START Input for this task
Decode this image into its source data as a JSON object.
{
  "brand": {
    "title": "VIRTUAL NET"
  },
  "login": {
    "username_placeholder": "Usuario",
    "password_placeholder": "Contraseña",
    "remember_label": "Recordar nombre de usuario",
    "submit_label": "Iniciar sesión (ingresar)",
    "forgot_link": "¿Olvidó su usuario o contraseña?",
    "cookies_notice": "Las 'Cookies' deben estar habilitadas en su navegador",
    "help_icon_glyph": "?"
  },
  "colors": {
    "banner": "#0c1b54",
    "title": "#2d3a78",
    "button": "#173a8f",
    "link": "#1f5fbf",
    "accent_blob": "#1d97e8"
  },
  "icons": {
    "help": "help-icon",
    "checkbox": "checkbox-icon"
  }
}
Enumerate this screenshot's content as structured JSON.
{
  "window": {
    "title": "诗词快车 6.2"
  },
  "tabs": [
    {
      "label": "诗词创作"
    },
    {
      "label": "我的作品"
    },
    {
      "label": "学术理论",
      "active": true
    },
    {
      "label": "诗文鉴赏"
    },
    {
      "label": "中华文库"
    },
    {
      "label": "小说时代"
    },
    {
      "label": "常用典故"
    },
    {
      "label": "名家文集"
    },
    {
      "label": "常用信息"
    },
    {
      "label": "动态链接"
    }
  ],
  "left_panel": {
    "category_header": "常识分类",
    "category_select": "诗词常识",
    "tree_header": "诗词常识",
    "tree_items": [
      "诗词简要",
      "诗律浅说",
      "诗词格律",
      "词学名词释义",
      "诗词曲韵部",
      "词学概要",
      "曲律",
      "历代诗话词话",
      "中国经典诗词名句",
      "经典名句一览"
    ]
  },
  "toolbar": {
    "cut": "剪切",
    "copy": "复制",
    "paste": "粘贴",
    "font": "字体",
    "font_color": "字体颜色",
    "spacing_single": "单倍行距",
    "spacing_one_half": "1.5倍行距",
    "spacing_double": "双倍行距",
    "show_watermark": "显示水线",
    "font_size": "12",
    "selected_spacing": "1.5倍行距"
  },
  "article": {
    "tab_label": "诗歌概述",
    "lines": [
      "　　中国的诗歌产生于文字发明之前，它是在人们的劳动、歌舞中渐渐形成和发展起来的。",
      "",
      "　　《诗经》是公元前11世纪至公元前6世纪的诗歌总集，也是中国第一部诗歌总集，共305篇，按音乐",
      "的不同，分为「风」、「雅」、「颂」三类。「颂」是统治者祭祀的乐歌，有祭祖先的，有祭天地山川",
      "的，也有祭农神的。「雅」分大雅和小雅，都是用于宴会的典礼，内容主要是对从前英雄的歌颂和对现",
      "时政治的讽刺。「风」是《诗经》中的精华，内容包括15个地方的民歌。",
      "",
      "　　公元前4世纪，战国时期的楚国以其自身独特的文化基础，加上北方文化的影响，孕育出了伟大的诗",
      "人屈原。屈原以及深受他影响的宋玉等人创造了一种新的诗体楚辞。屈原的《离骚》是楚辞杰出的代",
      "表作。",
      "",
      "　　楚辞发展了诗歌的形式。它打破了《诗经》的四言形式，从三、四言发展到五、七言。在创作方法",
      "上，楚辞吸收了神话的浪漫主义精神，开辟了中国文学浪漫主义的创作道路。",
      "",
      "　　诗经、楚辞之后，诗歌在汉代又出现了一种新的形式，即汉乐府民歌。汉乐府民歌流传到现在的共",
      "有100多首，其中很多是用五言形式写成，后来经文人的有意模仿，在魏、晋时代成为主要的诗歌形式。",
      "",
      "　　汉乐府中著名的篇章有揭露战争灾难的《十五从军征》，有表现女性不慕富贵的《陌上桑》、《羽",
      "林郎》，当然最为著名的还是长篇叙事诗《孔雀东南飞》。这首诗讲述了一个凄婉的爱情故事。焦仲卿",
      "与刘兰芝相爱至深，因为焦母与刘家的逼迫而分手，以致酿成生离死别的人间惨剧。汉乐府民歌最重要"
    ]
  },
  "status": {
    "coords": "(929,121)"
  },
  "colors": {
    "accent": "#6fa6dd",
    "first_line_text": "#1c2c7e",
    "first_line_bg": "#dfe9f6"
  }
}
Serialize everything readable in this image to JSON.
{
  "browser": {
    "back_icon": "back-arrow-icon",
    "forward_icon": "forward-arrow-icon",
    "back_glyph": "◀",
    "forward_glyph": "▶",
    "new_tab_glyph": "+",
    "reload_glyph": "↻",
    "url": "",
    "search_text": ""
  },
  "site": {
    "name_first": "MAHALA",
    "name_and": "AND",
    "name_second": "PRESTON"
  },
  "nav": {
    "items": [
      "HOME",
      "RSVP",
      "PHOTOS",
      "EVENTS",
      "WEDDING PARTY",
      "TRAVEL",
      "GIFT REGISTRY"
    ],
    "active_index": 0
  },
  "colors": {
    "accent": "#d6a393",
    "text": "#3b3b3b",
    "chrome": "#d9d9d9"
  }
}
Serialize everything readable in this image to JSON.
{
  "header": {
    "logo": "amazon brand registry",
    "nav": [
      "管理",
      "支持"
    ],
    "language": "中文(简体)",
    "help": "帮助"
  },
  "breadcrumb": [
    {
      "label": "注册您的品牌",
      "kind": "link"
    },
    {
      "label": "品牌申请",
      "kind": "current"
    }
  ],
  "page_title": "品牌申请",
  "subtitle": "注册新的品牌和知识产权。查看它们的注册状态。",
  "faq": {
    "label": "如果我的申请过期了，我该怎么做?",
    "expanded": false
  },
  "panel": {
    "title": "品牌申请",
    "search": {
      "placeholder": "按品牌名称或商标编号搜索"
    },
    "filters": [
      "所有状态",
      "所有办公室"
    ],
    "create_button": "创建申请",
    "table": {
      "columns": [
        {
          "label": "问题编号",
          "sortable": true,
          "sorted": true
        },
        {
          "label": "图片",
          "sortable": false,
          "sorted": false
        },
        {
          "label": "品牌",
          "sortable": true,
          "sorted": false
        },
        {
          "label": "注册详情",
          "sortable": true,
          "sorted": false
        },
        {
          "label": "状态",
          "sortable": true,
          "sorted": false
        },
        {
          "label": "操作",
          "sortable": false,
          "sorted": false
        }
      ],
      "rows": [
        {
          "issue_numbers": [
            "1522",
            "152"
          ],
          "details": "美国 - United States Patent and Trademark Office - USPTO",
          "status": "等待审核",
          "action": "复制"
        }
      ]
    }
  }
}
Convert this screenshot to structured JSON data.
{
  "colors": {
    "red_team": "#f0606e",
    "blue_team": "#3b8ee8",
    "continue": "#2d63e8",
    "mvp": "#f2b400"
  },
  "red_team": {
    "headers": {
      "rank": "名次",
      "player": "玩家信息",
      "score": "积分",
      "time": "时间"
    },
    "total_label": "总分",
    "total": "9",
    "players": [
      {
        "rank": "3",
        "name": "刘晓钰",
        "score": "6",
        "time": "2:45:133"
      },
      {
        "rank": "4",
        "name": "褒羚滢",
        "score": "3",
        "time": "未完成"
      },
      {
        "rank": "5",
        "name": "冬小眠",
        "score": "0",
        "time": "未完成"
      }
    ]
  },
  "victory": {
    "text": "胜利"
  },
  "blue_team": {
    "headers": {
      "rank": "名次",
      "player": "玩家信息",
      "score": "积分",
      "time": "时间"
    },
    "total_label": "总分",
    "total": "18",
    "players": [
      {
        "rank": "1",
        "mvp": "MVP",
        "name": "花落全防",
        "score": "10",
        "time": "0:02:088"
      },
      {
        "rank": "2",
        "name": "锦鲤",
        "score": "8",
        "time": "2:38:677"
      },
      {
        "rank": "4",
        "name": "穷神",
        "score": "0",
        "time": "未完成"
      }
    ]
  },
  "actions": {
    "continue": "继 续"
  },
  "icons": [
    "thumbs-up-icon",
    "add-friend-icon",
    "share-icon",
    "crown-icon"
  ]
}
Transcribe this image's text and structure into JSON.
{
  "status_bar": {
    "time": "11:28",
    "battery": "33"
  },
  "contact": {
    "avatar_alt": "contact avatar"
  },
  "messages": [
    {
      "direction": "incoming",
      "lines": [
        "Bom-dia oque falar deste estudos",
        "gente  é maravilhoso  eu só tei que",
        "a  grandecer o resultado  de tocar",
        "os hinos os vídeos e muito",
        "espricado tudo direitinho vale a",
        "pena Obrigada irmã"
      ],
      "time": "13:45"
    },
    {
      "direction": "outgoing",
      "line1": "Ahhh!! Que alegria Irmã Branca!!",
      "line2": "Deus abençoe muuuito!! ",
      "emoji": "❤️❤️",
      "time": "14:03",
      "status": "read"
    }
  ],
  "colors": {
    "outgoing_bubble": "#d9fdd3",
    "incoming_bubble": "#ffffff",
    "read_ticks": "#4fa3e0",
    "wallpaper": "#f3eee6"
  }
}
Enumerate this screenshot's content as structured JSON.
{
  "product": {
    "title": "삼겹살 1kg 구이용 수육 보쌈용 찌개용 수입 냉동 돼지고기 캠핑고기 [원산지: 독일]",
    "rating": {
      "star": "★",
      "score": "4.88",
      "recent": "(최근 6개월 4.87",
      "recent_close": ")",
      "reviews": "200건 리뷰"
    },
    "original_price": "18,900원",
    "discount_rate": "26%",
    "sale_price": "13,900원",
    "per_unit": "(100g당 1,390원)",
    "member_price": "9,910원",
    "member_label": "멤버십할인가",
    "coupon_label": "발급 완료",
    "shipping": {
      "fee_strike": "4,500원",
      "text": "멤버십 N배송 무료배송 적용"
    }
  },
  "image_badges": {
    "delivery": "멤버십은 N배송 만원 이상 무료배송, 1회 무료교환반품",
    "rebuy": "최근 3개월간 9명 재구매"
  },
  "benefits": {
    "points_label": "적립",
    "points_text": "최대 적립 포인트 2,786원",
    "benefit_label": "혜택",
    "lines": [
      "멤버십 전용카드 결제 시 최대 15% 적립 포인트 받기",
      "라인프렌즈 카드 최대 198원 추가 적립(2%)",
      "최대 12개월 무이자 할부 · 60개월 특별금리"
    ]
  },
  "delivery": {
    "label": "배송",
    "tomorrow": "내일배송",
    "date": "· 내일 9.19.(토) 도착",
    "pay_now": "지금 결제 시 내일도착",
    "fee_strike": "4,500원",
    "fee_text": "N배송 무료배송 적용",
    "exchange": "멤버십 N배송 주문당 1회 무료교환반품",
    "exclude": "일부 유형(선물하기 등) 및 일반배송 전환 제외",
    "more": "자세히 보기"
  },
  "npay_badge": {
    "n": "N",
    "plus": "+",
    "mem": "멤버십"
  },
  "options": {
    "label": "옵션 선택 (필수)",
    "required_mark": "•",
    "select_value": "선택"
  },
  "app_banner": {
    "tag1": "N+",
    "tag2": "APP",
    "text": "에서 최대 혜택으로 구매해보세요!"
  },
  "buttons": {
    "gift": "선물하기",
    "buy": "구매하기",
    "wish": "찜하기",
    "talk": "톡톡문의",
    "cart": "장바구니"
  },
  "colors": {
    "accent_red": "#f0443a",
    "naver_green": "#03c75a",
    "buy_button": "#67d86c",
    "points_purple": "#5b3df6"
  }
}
END Input for this task
### Direction
Count the lines in the entries above that include the string "arrow", then give only that figure.

### Exercise result
2